* **GOAL**
Every entry below should be printed exactly, without its images.

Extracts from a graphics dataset
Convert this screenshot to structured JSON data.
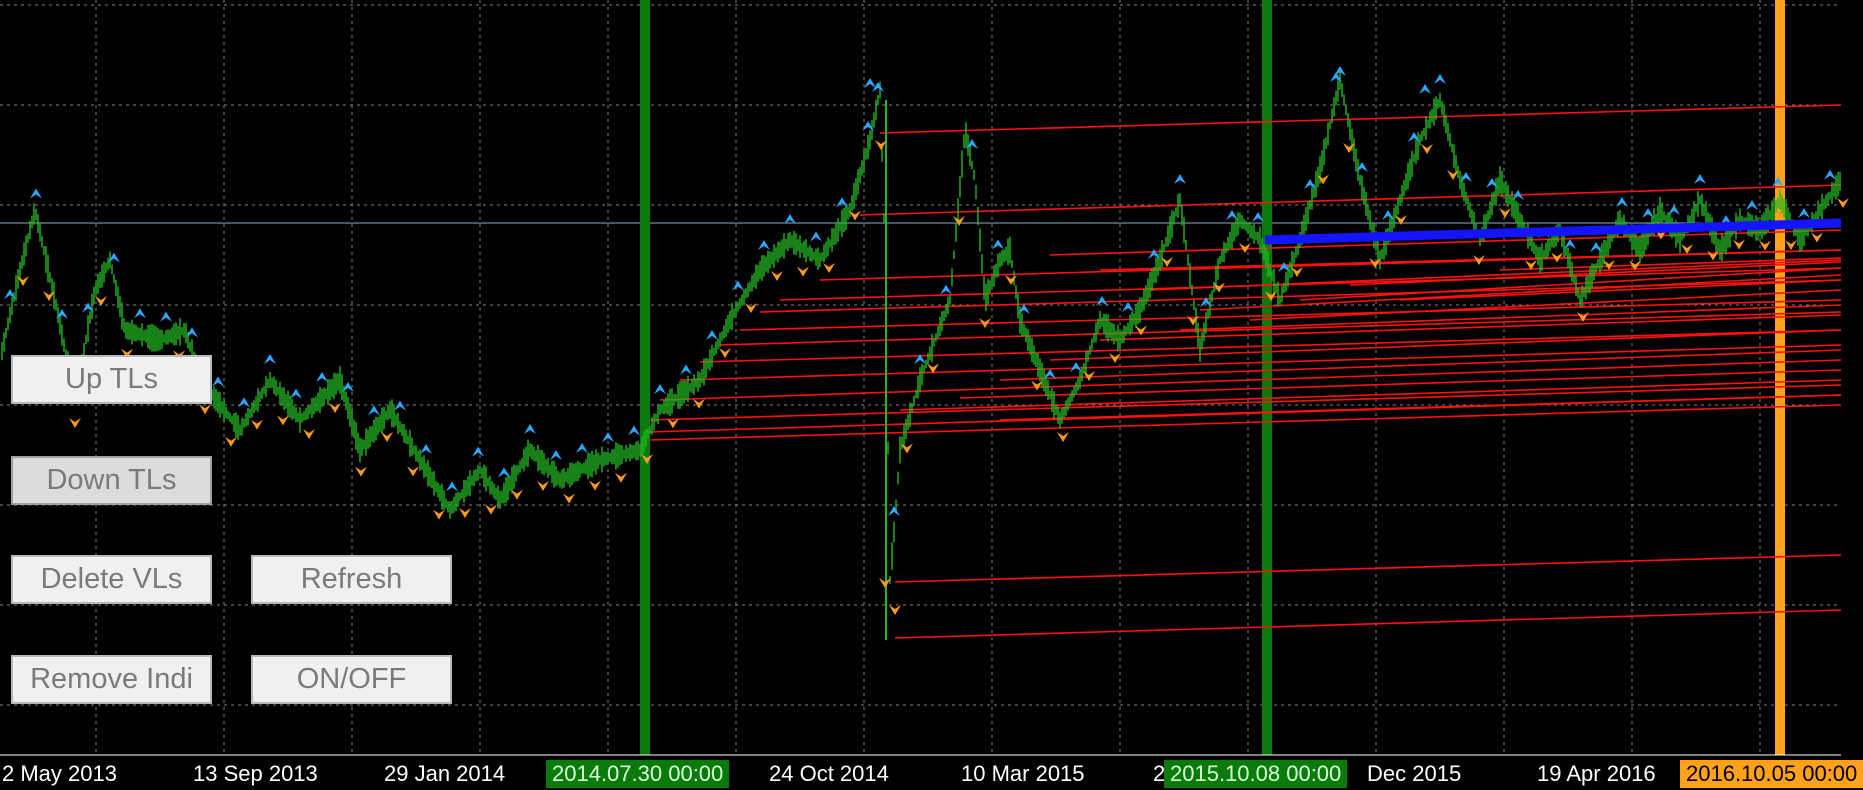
{
  "buttons": {
    "up_tls": "Up TLs",
    "down_tls": "Down TLs",
    "delete_vls": "Delete VLs",
    "refresh": "Refresh",
    "remove_indi": "Remove Indi",
    "on_off": "ON/OFF"
  },
  "time_axis": {
    "labels": [
      "2 May 2013",
      "13 Sep 2013",
      "29 Jan 2014",
      "24 Oct 2014",
      "10 Mar 2015",
      "2",
      "Dec 2015",
      "19 Apr 2016"
    ]
  },
  "vertical_lines": [
    {
      "label": "2014.07.30 00:00",
      "color": "#0a7a0a"
    },
    {
      "label": "2015.10.08 00:00",
      "color": "#0a7a0a"
    },
    {
      "label": "2016.10.05 00:00",
      "color": "#ffa21a"
    }
  ],
  "colors": {
    "background": "#000000",
    "grid": "#7f7f7f",
    "price_bars": "#22b822",
    "trendline": "#ff1010",
    "highlight_line": "#1414ff",
    "up_arrow": "#2aa8ff",
    "down_arrow": "#ff9a1a"
  }
}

* **RESPONSE TO THIS TASK**
Convert this screenshot to structured JSON data.
{
  "buttons": {
    "up_tls": "Up TLs",
    "down_tls": "Down TLs",
    "delete_vls": "Delete VLs",
    "refresh": "Refresh",
    "remove_indi": "Remove Indi",
    "on_off": "ON/OFF"
  },
  "time_axis": {
    "labels": [
      "2 May 2013",
      "13 Sep 2013",
      "29 Jan 2014",
      "24 Oct 2014",
      "10 Mar 2015",
      "2",
      "Dec 2015",
      "19 Apr 2016"
    ]
  },
  "vertical_lines": [
    {
      "label": "2014.07.30 00:00",
      "color": "#0a7a0a"
    },
    {
      "label": "2015.10.08 00:00",
      "color": "#0a7a0a"
    },
    {
      "label": "2016.10.05 00:00",
      "color": "#ffa21a"
    }
  ],
  "colors": {
    "background": "#000000",
    "grid": "#7f7f7f",
    "price_bars": "#22b822",
    "trendline": "#ff1010",
    "highlight_line": "#1414ff",
    "up_arrow": "#2aa8ff",
    "down_arrow": "#ff9a1a"
  }
}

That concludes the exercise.